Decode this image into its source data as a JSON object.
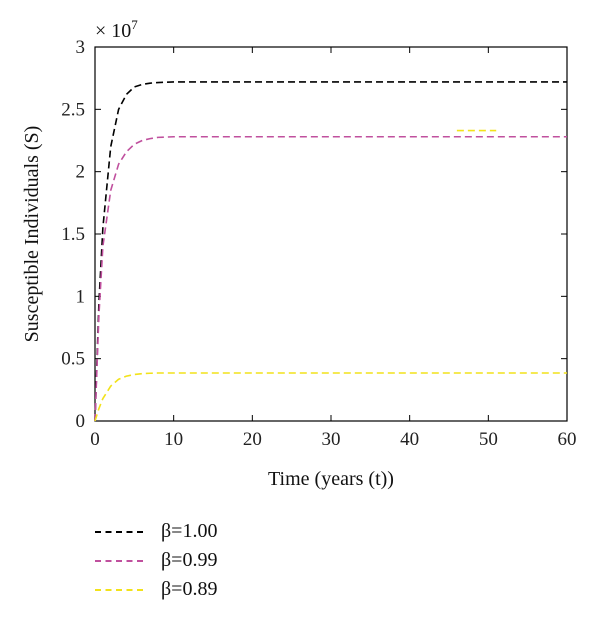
{
  "chart_data": {
    "type": "line",
    "title": "",
    "xlabel": "Time (years (t))",
    "ylabel": "Susceptible Individuals (S)",
    "y_multiplier_label": "× 10",
    "y_multiplier_exp": "7",
    "xlim": [
      0,
      60
    ],
    "ylim": [
      0,
      3
    ],
    "x_ticks": [
      "0",
      "10",
      "20",
      "30",
      "40",
      "50",
      "60"
    ],
    "y_ticks": [
      "0",
      "0.5",
      "1",
      "1.5",
      "2",
      "2.5",
      "3"
    ],
    "grid": false,
    "legend_position": "below",
    "series": [
      {
        "name": "β=1.00",
        "color": "#000000",
        "x": [
          0,
          0.5,
          1,
          2,
          3,
          4,
          5,
          6,
          7,
          8,
          10,
          15,
          20,
          30,
          40,
          50,
          60
        ],
        "y": [
          0,
          0.95,
          1.55,
          2.2,
          2.5,
          2.62,
          2.68,
          2.7,
          2.71,
          2.715,
          2.72,
          2.72,
          2.72,
          2.72,
          2.72,
          2.72,
          2.72
        ]
      },
      {
        "name": "β=0.99",
        "color": "#c0509e",
        "x": [
          0,
          0.5,
          1,
          2,
          3,
          4,
          5,
          6,
          7,
          8,
          10,
          15,
          20,
          30,
          40,
          50,
          60
        ],
        "y": [
          0,
          0.85,
          1.4,
          1.85,
          2.06,
          2.16,
          2.22,
          2.25,
          2.265,
          2.275,
          2.28,
          2.28,
          2.28,
          2.28,
          2.28,
          2.28,
          2.28
        ]
      },
      {
        "name": "β=0.89",
        "color": "#f2e21a",
        "x": [
          0,
          0.5,
          1,
          2,
          3,
          4,
          5,
          6,
          7,
          8,
          10,
          15,
          20,
          30,
          40,
          50,
          60
        ],
        "y": [
          0,
          0.1,
          0.18,
          0.28,
          0.335,
          0.36,
          0.373,
          0.38,
          0.383,
          0.385,
          0.385,
          0.385,
          0.385,
          0.385,
          0.385,
          0.385,
          0.385
        ]
      }
    ],
    "annotations": [
      {
        "type": "dash-mark",
        "color": "#f2e21a",
        "x": [
          46,
          51
        ],
        "y": 2.33
      }
    ]
  }
}
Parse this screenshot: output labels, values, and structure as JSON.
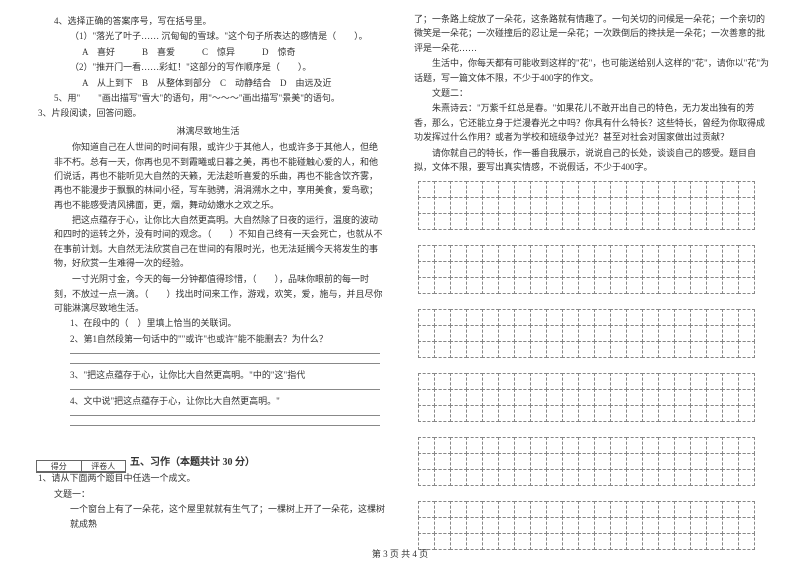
{
  "left": {
    "q4": {
      "stem": "4、选择正确的答案序号，写在括号里。",
      "sub1": "（1）\"落光了叶子…… 沉甸甸的雪球。\"这个句子所表达的感情是（　　）。",
      "opts1": "A　喜好　　　B　喜爱　　　C　惊异　　　D　惊奇",
      "sub2": "（2）\"推开门一看……彩虹！\"这部分的写作顺序是（　　）。",
      "opts2": "A　从上到下　B　从整体到部分　C　动静结合　D　由远及近"
    },
    "q5": "5、用\"　　\"画出描写\"雪大\"的语句，用\"～～～\"画出描写\"景美\"的语句。",
    "q3": {
      "title": "3、片段阅读，回答问题。",
      "heading": "淋漓尽致地生活",
      "p1": "你知道自己在人世间的时间有限，或许少于其他人，也或许多于其他人，但绝非不朽。总有一天，你再也见不到霞曦或日暮之美，再也不能碰触心爱的人，和他们说话，再也不能听见大自然的天籁，无法趁听喜爱的乐曲，再也不能含饮齐雾，再也不能漫步于飘飘的林间小径，写车驰骋，涓涓溯水之中，享用美食，爱鸟歌；再也不能感受清风拂面，更，烟，舞动幼嫩水之欢之乐。",
      "p2": "把这点蕴存于心，让你比大自然更高明。大自然除了日夜的运行，温度的波动和四时的运转之外，没有时间的观念。（　　）不知自己终有一天会死亡，也就从不在事前计划。大自然无法欣赏自己在世间的有限时光，也无法延搁今天将发生的事物，好欣赏一生难得一次的经验。",
      "p3": "一寸光阴寸金，今天的每一分钟都值得珍惜，（　　），品味你眼前的每一时刻，不放过一点一滴。（　　）找出时间来工作，游戏，欢笑，爱，施与，并且尽你可能淋漓尽致地生活。",
      "q1": "1、在段中的（　）里填上恰当的关联词。",
      "q2": "2、第1自然段第一句话中的\"\"或许\"也或许\"能不能删去？为什么？",
      "q3": "3、\"把这点蕴存于心，让你比大自然更高明。\"中的\"这\"指代",
      "q4": "4、文中说\"把这点蕴存于心，让你比大自然更高明。\""
    },
    "section5": {
      "score_h1": "得分",
      "score_h2": "评卷人",
      "title": "五、习作（本题共计 30 分）",
      "q1": "1、请从下面两个题目中任选一个成文。",
      "t1label": "文题一：",
      "t1": "一个窗台上有了一朵花，这个屋里就就有生气了；一棵树上开了一朵花，这棵树就成熟"
    }
  },
  "right": {
    "p1": "了；一条路上绽放了一朵花，这条路就有情趣了。一句关切的问候是一朵花；一个亲切的微笑是一朵花；一次碰撞后的忍让是一朵花；一次跌倒后的搀扶是一朵花；一次善意的批评是一朵花……",
    "p2": "生活中，你每天都有可能收到这样的\"花\"，也可能送给别人这样的\"花\"，请你以\"花\"为话题，写一篇文体不限，不少于400字的作文。",
    "t2label": "文题二：",
    "p3": "朱熹诗云：\"万紫千红总是春。\"如果花儿不敢开出自己的特色，无力发出独有的芳香，那么，它还能立身于烂漫春光之中吗？你具有什么特长？这些特长，曾经为你取得成功发挥过什么作用？或者为学校和班级争过光？甚至对社会对国家做出过贡献？",
    "p4": "请你就自己的特长，作一番自我展示，说说自己的长处，谈谈自己的感受。题目自拟，文体不限，要写出真实情感，不说假话，不少于400字。",
    "grid": {
      "cols": 21,
      "blocks": [
        3,
        3,
        3,
        3,
        3,
        3
      ]
    }
  },
  "footer": "第 3 页 共 4 页"
}
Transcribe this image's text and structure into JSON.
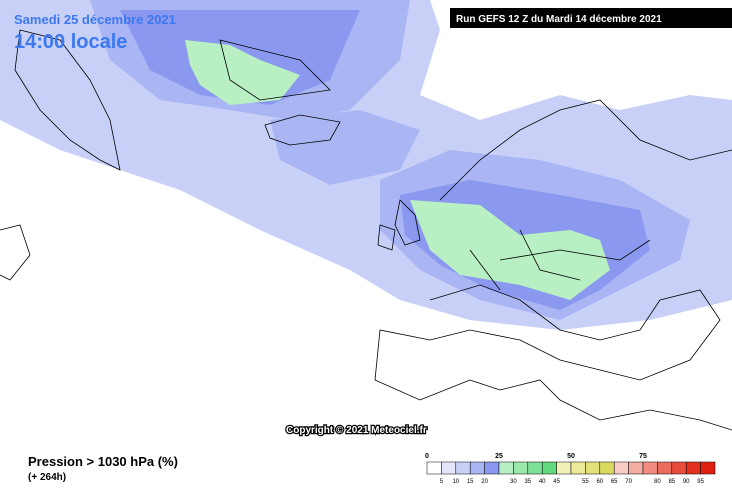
{
  "header": {
    "date": "Samedi 25 décembre 2021",
    "time": "14:00 locale",
    "run": "Run GEFS 12 Z du Mardi 14 décembre 2021"
  },
  "copyright": "Copyright © 2021 Meteociel.fr",
  "footer": {
    "variable": "Pression > 1030 hPa (%)",
    "lead": "(+ 264h)"
  },
  "legend": {
    "major_labels": [
      0,
      25,
      50,
      75
    ],
    "minor_labels": [
      5,
      10,
      15,
      20,
      30,
      35,
      40,
      45,
      55,
      60,
      65,
      70,
      80,
      85,
      90,
      95
    ],
    "colors": [
      "#ffffff",
      "#e4e6fb",
      "#c9d0f8",
      "#aab6f4",
      "#8a98ef",
      "#b8f0c4",
      "#9be8ad",
      "#7ee096",
      "#62d87f",
      "#f2f2b8",
      "#eaea9a",
      "#e2e27c",
      "#dada5e",
      "#f8cdc4",
      "#f4ada2",
      "#f08c80",
      "#ec6c5e",
      "#e84c3c",
      "#e4301e",
      "#e02010"
    ]
  }
}
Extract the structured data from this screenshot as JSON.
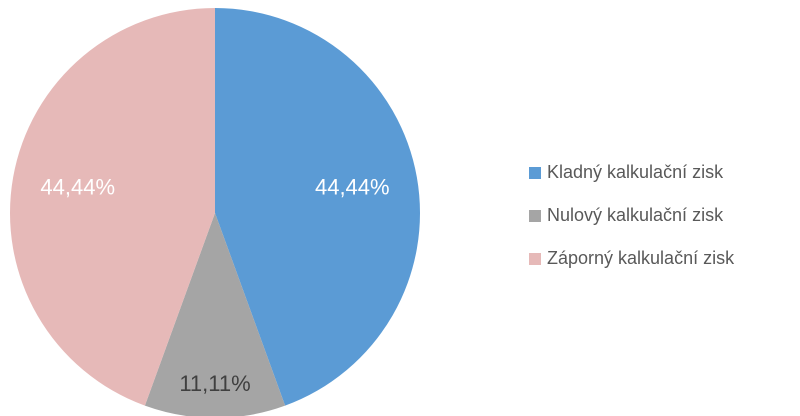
{
  "chart_data": {
    "type": "pie",
    "categories": [
      "Kladný kalkulační zisk",
      "Nulový kalkulační zisk",
      "Záporný kalkulační zisk"
    ],
    "values": [
      44.44,
      11.11,
      44.44
    ],
    "value_labels": [
      "44,44%",
      "11,11%",
      "44,44%"
    ],
    "colors": [
      "#5b9bd5",
      "#a5a5a5",
      "#e6b9b8"
    ],
    "legend": "right"
  }
}
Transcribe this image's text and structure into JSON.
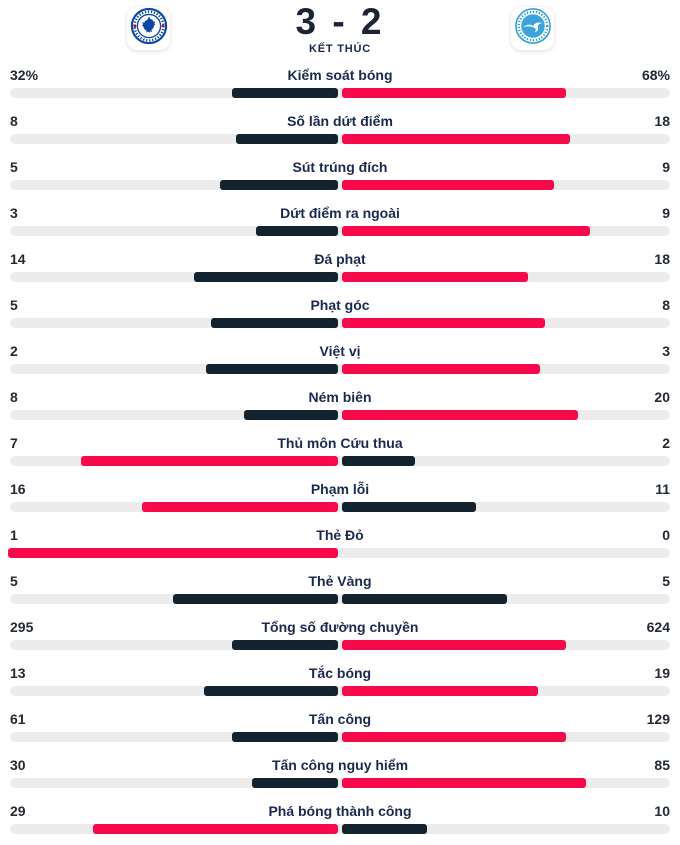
{
  "header": {
    "score": "3 - 2",
    "status": "KẾT THÚC",
    "home_team": "Chelsea",
    "away_team": "Brighton",
    "home_logo_icon": "chelsea-crest",
    "away_logo_icon": "brighton-seagull-crest"
  },
  "colors": {
    "bar_highlight_red": "#f8094b",
    "bar_dark_navy": "#12222e",
    "bar_track_gray": "#ececec",
    "label_navy": "#1b2950",
    "value_dark": "#232a34",
    "chelsea_blue": "#0a47a0",
    "brighton_blue": "#3aa5dc"
  },
  "stats": [
    {
      "label": "Kiểm soát bóng",
      "home": "32%",
      "away": "68%",
      "home_value": 32,
      "away_value": 68
    },
    {
      "label": "Số lần dứt điểm",
      "home": "8",
      "away": "18",
      "home_value": 8,
      "away_value": 18
    },
    {
      "label": "Sút trúng đích",
      "home": "5",
      "away": "9",
      "home_value": 5,
      "away_value": 9
    },
    {
      "label": "Dứt điểm ra ngoài",
      "home": "3",
      "away": "9",
      "home_value": 3,
      "away_value": 9
    },
    {
      "label": "Đá phạt",
      "home": "14",
      "away": "18",
      "home_value": 14,
      "away_value": 18
    },
    {
      "label": "Phạt góc",
      "home": "5",
      "away": "8",
      "home_value": 5,
      "away_value": 8
    },
    {
      "label": "Việt vị",
      "home": "2",
      "away": "3",
      "home_value": 2,
      "away_value": 3
    },
    {
      "label": "Ném biên",
      "home": "8",
      "away": "20",
      "home_value": 8,
      "away_value": 20
    },
    {
      "label": "Thủ môn Cứu thua",
      "home": "7",
      "away": "2",
      "home_value": 7,
      "away_value": 2
    },
    {
      "label": "Phạm lỗi",
      "home": "16",
      "away": "11",
      "home_value": 16,
      "away_value": 11
    },
    {
      "label": "Thẻ Đỏ",
      "home": "1",
      "away": "0",
      "home_value": 1,
      "away_value": 0
    },
    {
      "label": "Thẻ Vàng",
      "home": "5",
      "away": "5",
      "home_value": 5,
      "away_value": 5
    },
    {
      "label": "Tổng số đường chuyền",
      "home": "295",
      "away": "624",
      "home_value": 295,
      "away_value": 624
    },
    {
      "label": "Tắc bóng",
      "home": "13",
      "away": "19",
      "home_value": 13,
      "away_value": 19
    },
    {
      "label": "Tấn công",
      "home": "61",
      "away": "129",
      "home_value": 61,
      "away_value": 129
    },
    {
      "label": "Tấn công nguy hiểm",
      "home": "30",
      "away": "85",
      "home_value": 30,
      "away_value": 85
    },
    {
      "label": "Phá bóng thành công",
      "home": "29",
      "away": "10",
      "home_value": 29,
      "away_value": 10
    }
  ]
}
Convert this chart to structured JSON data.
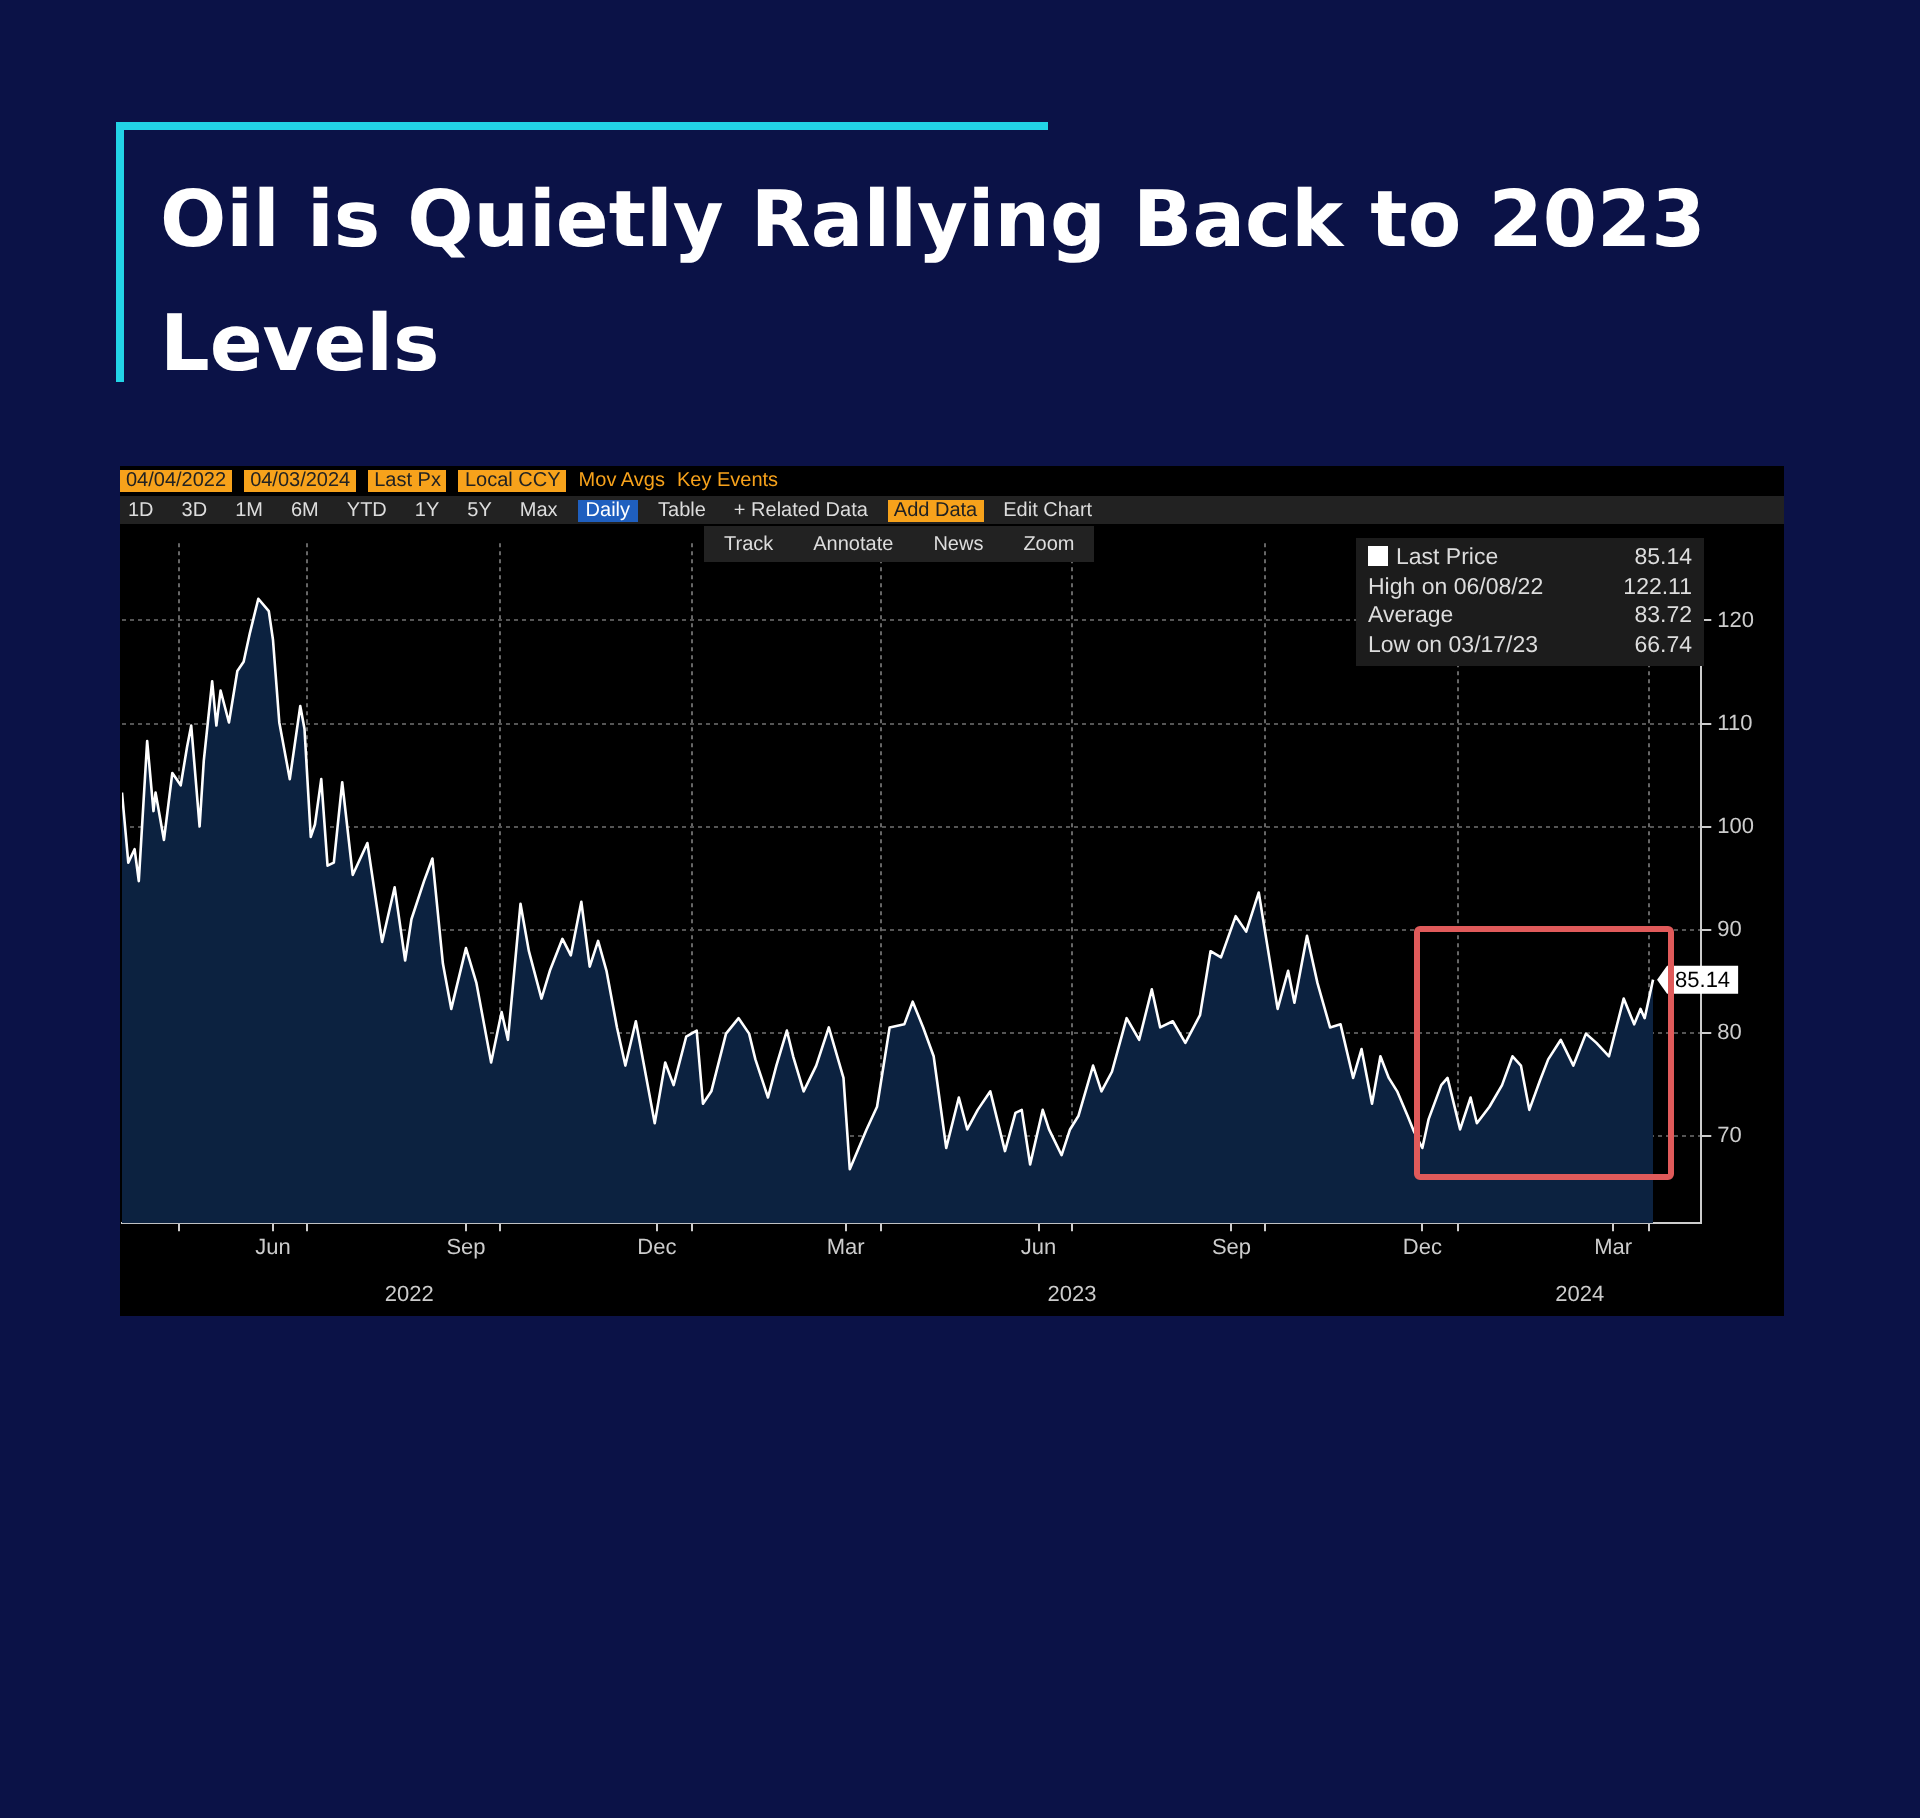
==*==
**OBJECTIVE**
From the data above, copy out every line with the string "title" in it.

**COMPLETED EXERCISE**
    "title": "",
      "title": "3、片段阅读，回答问题。",
      "title": "五、习作（本题共计 30 分）",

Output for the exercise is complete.